-- Begin --

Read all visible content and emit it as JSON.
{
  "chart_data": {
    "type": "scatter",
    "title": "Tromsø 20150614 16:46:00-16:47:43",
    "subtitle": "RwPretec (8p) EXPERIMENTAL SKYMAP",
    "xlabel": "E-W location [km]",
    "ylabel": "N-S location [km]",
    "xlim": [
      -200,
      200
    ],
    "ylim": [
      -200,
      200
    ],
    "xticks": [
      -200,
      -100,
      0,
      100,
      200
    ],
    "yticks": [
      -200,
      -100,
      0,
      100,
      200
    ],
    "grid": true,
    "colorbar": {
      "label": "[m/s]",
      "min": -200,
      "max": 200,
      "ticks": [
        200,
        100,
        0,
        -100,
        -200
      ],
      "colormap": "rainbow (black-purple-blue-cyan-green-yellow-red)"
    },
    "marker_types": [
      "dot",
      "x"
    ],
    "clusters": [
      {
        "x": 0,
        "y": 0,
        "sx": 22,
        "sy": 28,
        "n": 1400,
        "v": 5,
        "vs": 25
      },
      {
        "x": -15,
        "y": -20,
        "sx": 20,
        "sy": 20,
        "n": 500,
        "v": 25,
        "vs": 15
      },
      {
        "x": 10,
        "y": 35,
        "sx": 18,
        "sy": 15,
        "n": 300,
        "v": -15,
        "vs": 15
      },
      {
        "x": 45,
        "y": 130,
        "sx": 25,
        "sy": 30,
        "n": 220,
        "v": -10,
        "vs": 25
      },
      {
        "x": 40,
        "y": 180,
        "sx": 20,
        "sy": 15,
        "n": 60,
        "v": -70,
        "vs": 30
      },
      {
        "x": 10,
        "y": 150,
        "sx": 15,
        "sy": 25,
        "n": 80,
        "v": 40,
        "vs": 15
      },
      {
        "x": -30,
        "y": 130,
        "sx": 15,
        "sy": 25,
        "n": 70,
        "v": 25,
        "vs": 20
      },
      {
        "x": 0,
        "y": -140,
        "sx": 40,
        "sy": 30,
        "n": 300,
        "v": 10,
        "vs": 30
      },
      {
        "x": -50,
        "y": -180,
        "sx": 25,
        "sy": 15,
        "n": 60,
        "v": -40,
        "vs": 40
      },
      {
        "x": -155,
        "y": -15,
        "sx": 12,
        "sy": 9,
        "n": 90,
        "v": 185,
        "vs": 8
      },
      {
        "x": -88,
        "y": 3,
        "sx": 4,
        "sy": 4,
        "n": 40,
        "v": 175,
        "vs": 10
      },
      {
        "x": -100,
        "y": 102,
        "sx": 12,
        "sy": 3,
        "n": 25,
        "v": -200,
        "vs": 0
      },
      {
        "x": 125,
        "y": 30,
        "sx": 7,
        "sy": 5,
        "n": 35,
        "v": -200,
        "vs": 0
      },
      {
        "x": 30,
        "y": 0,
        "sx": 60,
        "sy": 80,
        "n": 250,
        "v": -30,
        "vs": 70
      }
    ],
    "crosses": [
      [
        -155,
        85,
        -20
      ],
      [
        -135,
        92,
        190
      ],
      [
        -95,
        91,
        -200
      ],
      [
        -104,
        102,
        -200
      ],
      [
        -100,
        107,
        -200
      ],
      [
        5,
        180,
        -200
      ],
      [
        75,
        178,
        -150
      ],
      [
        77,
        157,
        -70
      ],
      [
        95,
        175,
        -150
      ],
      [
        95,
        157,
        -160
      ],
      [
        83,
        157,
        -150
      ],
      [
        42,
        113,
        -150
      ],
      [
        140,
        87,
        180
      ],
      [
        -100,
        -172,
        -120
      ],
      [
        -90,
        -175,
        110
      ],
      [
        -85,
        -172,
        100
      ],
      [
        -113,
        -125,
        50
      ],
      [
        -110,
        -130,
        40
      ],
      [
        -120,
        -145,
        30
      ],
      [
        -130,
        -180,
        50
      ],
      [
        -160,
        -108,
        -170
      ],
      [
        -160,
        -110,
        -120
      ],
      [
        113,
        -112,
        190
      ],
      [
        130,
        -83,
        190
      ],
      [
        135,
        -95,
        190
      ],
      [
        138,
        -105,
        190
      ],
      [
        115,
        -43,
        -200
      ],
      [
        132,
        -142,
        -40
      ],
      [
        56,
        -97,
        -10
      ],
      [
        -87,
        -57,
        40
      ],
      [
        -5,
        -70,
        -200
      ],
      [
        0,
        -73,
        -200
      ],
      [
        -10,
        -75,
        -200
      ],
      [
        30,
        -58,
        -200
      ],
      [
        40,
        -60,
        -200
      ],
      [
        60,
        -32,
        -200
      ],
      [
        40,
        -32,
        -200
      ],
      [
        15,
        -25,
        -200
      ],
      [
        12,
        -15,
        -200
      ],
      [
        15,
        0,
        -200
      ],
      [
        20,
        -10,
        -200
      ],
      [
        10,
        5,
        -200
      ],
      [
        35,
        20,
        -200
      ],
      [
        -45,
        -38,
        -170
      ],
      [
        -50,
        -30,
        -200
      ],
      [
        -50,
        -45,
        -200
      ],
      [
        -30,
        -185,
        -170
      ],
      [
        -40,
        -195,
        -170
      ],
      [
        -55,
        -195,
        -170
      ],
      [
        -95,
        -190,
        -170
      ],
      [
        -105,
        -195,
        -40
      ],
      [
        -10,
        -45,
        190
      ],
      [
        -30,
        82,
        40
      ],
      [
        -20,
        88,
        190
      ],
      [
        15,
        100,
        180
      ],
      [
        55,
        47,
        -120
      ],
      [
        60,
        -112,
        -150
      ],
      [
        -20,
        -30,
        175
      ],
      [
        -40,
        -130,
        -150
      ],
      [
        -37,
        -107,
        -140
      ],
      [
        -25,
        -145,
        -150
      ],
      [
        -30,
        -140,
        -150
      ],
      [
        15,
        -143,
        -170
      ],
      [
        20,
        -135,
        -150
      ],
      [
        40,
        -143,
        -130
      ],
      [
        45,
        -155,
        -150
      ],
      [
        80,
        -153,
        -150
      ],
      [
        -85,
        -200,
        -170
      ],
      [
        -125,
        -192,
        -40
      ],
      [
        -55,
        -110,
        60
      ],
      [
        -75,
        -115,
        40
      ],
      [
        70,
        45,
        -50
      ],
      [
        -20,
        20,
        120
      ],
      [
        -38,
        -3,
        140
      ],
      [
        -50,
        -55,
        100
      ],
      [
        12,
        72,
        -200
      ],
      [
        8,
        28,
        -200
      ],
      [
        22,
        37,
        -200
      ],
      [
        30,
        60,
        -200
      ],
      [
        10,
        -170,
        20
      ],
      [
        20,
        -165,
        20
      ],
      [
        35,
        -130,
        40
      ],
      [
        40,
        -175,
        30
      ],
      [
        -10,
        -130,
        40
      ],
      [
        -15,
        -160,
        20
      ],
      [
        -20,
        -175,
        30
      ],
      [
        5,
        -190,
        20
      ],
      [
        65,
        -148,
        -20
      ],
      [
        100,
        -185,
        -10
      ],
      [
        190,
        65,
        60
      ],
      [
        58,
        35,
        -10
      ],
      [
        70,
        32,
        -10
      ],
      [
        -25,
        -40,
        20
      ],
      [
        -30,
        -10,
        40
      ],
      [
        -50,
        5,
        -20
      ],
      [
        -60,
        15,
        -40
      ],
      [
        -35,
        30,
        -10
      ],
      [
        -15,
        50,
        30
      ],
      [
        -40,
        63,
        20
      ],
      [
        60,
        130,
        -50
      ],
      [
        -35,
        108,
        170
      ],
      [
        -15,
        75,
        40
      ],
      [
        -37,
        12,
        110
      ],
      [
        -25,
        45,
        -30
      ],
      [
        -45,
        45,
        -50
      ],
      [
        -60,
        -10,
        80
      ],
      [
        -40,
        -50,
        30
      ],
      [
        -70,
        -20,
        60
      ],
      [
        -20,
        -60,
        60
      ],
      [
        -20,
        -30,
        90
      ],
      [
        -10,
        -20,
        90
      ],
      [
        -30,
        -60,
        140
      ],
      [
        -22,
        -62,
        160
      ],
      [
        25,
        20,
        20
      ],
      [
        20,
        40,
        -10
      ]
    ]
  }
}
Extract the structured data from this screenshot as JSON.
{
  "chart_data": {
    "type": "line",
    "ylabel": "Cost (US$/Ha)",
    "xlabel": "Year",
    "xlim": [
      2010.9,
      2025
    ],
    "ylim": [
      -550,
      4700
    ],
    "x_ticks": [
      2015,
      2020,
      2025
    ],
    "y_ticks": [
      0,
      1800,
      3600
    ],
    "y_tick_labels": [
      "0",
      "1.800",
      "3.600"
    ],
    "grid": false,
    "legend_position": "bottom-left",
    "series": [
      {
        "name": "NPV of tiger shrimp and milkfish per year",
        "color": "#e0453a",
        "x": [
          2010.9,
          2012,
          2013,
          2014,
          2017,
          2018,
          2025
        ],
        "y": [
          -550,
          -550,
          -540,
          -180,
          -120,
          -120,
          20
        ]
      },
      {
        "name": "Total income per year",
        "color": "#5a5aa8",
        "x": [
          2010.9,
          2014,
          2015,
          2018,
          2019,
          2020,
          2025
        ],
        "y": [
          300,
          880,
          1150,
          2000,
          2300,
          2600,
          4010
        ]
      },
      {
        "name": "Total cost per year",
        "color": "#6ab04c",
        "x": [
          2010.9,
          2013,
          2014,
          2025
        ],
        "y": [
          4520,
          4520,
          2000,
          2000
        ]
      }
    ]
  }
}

-- End --

- _Written problem_: Reply with one number only, the count of lines above that hold the string "Total".

- _Answer to this task_: 2